[WHAT IS REQUIRED]
The listing must be reproduced in full, exactly as it stands.
-=-=-
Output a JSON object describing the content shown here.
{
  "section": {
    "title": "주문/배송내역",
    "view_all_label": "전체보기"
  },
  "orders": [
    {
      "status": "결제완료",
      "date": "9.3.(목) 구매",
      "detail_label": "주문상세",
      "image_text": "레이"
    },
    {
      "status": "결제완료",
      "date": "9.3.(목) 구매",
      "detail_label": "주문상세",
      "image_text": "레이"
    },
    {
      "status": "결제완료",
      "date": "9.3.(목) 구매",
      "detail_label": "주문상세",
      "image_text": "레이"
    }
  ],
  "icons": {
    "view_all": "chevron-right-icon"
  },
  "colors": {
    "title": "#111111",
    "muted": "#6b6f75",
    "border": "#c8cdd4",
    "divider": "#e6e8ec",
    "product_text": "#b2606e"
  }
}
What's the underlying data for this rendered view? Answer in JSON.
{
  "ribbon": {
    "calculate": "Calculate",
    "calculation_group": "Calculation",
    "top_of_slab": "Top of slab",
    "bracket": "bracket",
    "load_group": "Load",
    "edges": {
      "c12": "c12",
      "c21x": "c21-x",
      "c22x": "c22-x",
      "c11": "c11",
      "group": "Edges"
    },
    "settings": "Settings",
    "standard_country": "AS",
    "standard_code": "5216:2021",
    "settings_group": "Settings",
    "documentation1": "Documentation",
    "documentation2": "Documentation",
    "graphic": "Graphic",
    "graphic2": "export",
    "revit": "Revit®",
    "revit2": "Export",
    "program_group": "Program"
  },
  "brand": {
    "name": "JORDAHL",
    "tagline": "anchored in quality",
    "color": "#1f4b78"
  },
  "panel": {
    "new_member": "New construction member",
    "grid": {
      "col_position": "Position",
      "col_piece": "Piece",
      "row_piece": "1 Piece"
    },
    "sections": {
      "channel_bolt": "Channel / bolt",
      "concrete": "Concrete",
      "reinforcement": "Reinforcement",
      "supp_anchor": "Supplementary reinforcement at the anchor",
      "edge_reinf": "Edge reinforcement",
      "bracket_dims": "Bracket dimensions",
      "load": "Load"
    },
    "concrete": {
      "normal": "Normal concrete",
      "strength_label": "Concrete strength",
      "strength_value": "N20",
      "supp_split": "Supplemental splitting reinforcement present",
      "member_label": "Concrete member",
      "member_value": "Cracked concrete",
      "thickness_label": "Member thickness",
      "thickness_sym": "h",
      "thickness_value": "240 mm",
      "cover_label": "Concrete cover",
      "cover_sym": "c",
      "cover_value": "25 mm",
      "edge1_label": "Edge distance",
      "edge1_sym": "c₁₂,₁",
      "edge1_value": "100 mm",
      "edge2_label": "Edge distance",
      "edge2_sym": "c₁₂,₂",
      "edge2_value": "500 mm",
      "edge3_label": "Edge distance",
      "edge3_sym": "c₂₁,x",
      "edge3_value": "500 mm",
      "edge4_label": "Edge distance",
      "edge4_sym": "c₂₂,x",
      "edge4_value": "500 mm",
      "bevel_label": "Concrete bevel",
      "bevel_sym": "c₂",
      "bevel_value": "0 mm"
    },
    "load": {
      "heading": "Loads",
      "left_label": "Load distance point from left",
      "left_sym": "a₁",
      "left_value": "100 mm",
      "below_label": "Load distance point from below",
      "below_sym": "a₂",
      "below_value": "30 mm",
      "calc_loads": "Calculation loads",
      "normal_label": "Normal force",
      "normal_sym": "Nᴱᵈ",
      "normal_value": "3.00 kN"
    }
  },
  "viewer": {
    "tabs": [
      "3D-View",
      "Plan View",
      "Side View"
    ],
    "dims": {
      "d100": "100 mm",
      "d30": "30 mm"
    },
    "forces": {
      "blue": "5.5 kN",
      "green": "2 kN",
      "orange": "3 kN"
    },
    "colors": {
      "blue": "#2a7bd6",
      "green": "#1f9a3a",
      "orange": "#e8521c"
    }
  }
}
-=-=-
[THE COMPLETED TASK]
Output a JSON object describing the content shown here.
{
  "section": {
    "title": "주문/배송내역",
    "view_all_label": "전체보기"
  },
  "orders": [
    {
      "status": "결제완료",
      "date": "9.3.(목) 구매",
      "detail_label": "주문상세",
      "image_text": "레이"
    },
    {
      "status": "결제완료",
      "date": "9.3.(목) 구매",
      "detail_label": "주문상세",
      "image_text": "레이"
    },
    {
      "status": "결제완료",
      "date": "9.3.(목) 구매",
      "detail_label": "주문상세",
      "image_text": "레이"
    }
  ],
  "icons": {
    "view_all": "chevron-right-icon"
  },
  "colors": {
    "title": "#111111",
    "muted": "#6b6f75",
    "border": "#c8cdd4",
    "divider": "#e6e8ec",
    "product_text": "#b2606e"
  }
}
What's the underlying data for this rendered view? Answer in JSON.
{
  "ribbon": {
    "calculate": "Calculate",
    "calculation_group": "Calculation",
    "top_of_slab": "Top of slab",
    "bracket": "bracket",
    "load_group": "Load",
    "edges": {
      "c12": "c12",
      "c21x": "c21-x",
      "c22x": "c22-x",
      "c11": "c11",
      "group": "Edges"
    },
    "settings": "Settings",
    "standard_country": "AS",
    "standard_code": "5216:2021",
    "settings_group": "Settings",
    "documentation1": "Documentation",
    "documentation2": "Documentation",
    "graphic": "Graphic",
    "graphic2": "export",
    "revit": "Revit®",
    "revit2": "Export",
    "program_group": "Program"
  },
  "brand": {
    "name": "JORDAHL",
    "tagline": "anchored in quality",
    "color": "#1f4b78"
  },
  "panel": {
    "new_member": "New construction member",
    "grid": {
      "col_position": "Position",
      "col_piece": "Piece",
      "row_piece": "1 Piece"
    },
    "sections": {
      "channel_bolt": "Channel / bolt",
      "concrete": "Concrete",
      "reinforcement": "Reinforcement",
      "supp_anchor": "Supplementary reinforcement at the anchor",
      "edge_reinf": "Edge reinforcement",
      "bracket_dims": "Bracket dimensions",
      "load": "Load"
    },
    "concrete": {
      "normal": "Normal concrete",
      "strength_label": "Concrete strength",
      "strength_value": "N20",
      "supp_split": "Supplemental splitting reinforcement present",
      "member_label": "Concrete member",
      "member_value": "Cracked concrete",
      "thickness_label": "Member thickness",
      "thickness_sym": "h",
      "thickness_value": "240 mm",
      "cover_label": "Concrete cover",
      "cover_sym": "c",
      "cover_value": "25 mm",
      "edge1_label": "Edge distance",
      "edge1_sym": "c₁₂,₁",
      "edge1_value": "100 mm",
      "edge2_label": "Edge distance",
      "edge2_sym": "c₁₂,₂",
      "edge2_value": "500 mm",
      "edge3_label": "Edge distance",
      "edge3_sym": "c₂₁,x",
      "edge3_value": "500 mm",
      "edge4_label": "Edge distance",
      "edge4_sym": "c₂₂,x",
      "edge4_value": "500 mm",
      "bevel_label": "Concrete bevel",
      "bevel_sym": "c₂",
      "bevel_value": "0 mm"
    },
    "load": {
      "heading": "Loads",
      "left_label": "Load distance point from left",
      "left_sym": "a₁",
      "left_value": "100 mm",
      "below_label": "Load distance point from below",
      "below_sym": "a₂",
      "below_value": "30 mm",
      "calc_loads": "Calculation loads",
      "normal_label": "Normal force",
      "normal_sym": "Nᴱᵈ",
      "normal_value": "3.00 kN"
    }
  },
  "viewer": {
    "tabs": [
      "3D-View",
      "Plan View",
      "Side View"
    ],
    "dims": {
      "d100": "100 mm",
      "d30": "30 mm"
    },
    "forces": {
      "blue": "5.5 kN",
      "green": "2 kN",
      "orange": "3 kN"
    },
    "colors": {
      "blue": "#2a7bd6",
      "green": "#1f9a3a",
      "orange": "#e8521c"
    }
  }
}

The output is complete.